§ **DIRECTIONS**:
Please copy every line of the records below word for word, leaving out the pictures.

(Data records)
——————————

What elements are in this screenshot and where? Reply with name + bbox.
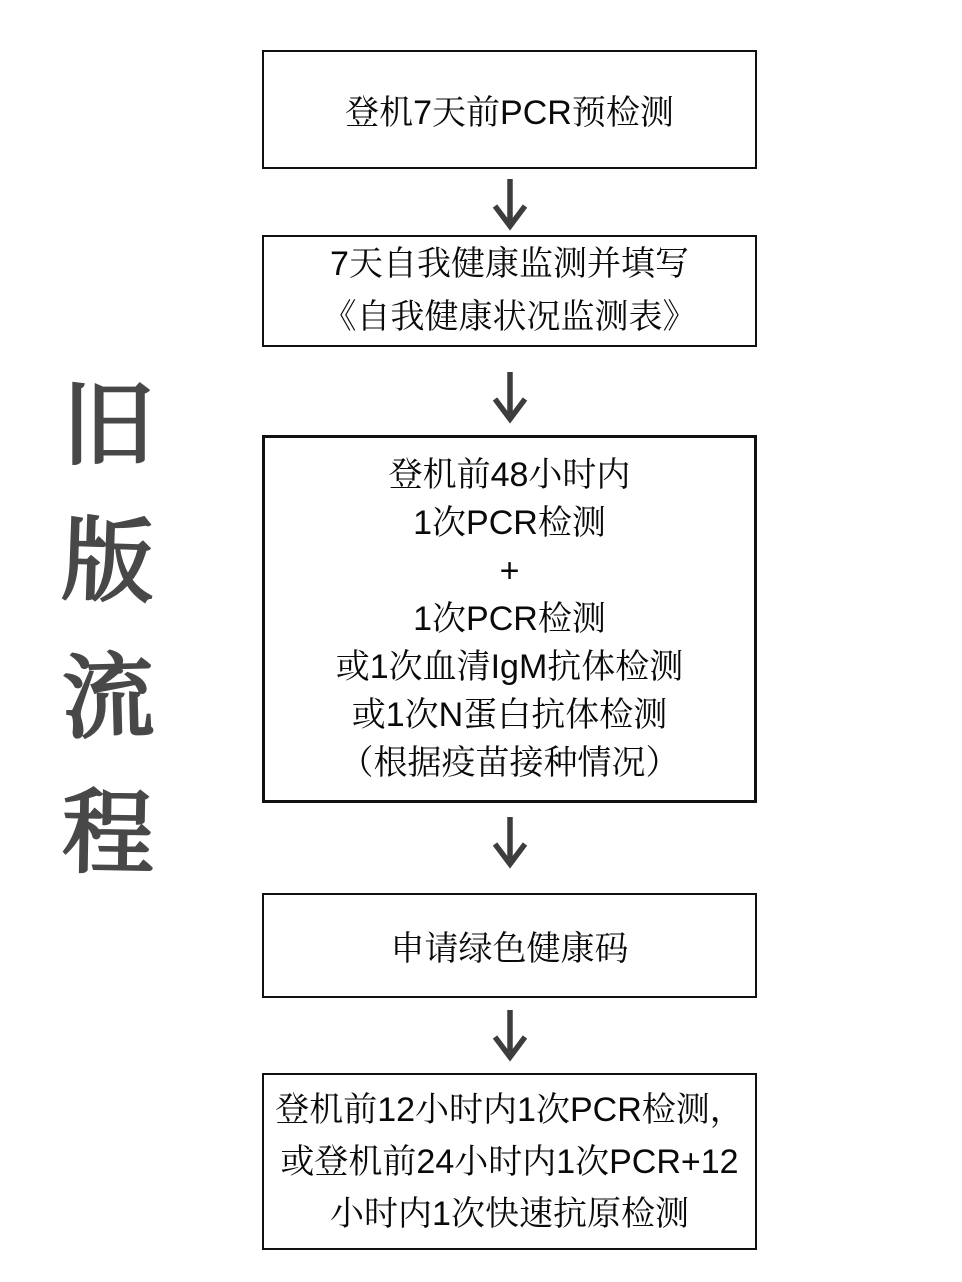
side-title-char: 程 <box>61 787 155 881</box>
down-arrow-icon <box>490 177 530 231</box>
box-line: 登机7天前PCR预检测 <box>345 85 674 134</box>
box-line: （根据疫苗接种情况） <box>340 739 680 787</box>
flow-step-pre-test: 登机7天前PCR预检测 <box>262 50 757 169</box>
box-line: 1次PCR检测 <box>413 499 606 547</box>
down-arrow-icon <box>490 815 530 869</box>
flow-step-self-monitoring: 7天自我健康监测并填写 《自我健康状况监测表》 <box>262 235 757 347</box>
side-title-old-version-process: 旧 版 流 程 <box>50 380 166 880</box>
flow-step-48h-tests: 登机前48小时内 1次PCR检测 + 1次PCR检测 或1次血清IgM抗体检测 … <box>262 435 757 803</box>
box-line: 小时内1次快速抗原检测 <box>330 1188 689 1240</box>
side-title-char: 旧 <box>62 380 154 472</box>
box-line: 登机前12小时内1次PCR检测， <box>275 1084 744 1136</box>
down-arrow-icon <box>490 370 530 424</box>
box-line: 登机前48小时内 <box>389 451 631 499</box>
flowchart-canvas: 旧 版 流 程 登机7天前PCR预检测 7天自我健康监测并填写 《自我健康状况监… <box>0 0 962 1282</box>
box-line: + <box>500 547 520 595</box>
box-line: 1次PCR检测 <box>413 595 606 643</box>
side-title-char: 版 <box>60 514 155 609</box>
box-line: 《自我健康状况监测表》 <box>323 291 697 344</box>
box-line: 或1次N蛋白抗体检测 <box>352 691 667 739</box>
box-line: 或1次血清IgM抗体检测 <box>336 643 684 691</box>
box-line: 或登机前24小时内1次PCR+12 <box>280 1136 738 1188</box>
box-line: 申请绿色健康码 <box>391 921 629 970</box>
flow-step-green-health-code: 申请绿色健康码 <box>262 893 757 998</box>
down-arrow-icon <box>490 1008 530 1062</box>
box-line: 7天自我健康监测并填写 <box>330 238 689 291</box>
flow-step-12h-final-tests: 登机前12小时内1次PCR检测， 或登机前24小时内1次PCR+12 小时内1次… <box>262 1073 757 1250</box>
side-title-char: 流 <box>61 651 155 745</box>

——————————

§ **TASK SOLUTION**:
What elements are in this screenshot and where? Reply with name + bbox.
side-title-char: 程 <box>61 787 155 881</box>
down-arrow-icon <box>490 177 530 231</box>
box-line: 登机7天前PCR预检测 <box>345 85 674 134</box>
box-line: （根据疫苗接种情况） <box>340 739 680 787</box>
flow-step-pre-test: 登机7天前PCR预检测 <box>262 50 757 169</box>
box-line: 1次PCR检测 <box>413 499 606 547</box>
down-arrow-icon <box>490 815 530 869</box>
flow-step-self-monitoring: 7天自我健康监测并填写 《自我健康状况监测表》 <box>262 235 757 347</box>
side-title-old-version-process: 旧 版 流 程 <box>50 380 166 880</box>
flow-step-48h-tests: 登机前48小时内 1次PCR检测 + 1次PCR检测 或1次血清IgM抗体检测 … <box>262 435 757 803</box>
box-line: 小时内1次快速抗原检测 <box>330 1188 689 1240</box>
side-title-char: 旧 <box>62 380 154 472</box>
box-line: 登机前12小时内1次PCR检测， <box>275 1084 744 1136</box>
down-arrow-icon <box>490 370 530 424</box>
box-line: 登机前48小时内 <box>389 451 631 499</box>
flowchart-canvas: 旧 版 流 程 登机7天前PCR预检测 7天自我健康监测并填写 《自我健康状况监… <box>0 0 962 1282</box>
box-line: + <box>500 547 520 595</box>
box-line: 1次PCR检测 <box>413 595 606 643</box>
side-title-char: 版 <box>60 514 155 609</box>
box-line: 《自我健康状况监测表》 <box>323 291 697 344</box>
box-line: 或1次N蛋白抗体检测 <box>352 691 667 739</box>
box-line: 或1次血清IgM抗体检测 <box>336 643 684 691</box>
box-line: 或登机前24小时内1次PCR+12 <box>280 1136 738 1188</box>
box-line: 申请绿色健康码 <box>391 921 629 970</box>
flow-step-green-health-code: 申请绿色健康码 <box>262 893 757 998</box>
down-arrow-icon <box>490 1008 530 1062</box>
box-line: 7天自我健康监测并填写 <box>330 238 689 291</box>
flow-step-12h-final-tests: 登机前12小时内1次PCR检测， 或登机前24小时内1次PCR+12 小时内1次… <box>262 1073 757 1250</box>
side-title-char: 流 <box>61 651 155 745</box>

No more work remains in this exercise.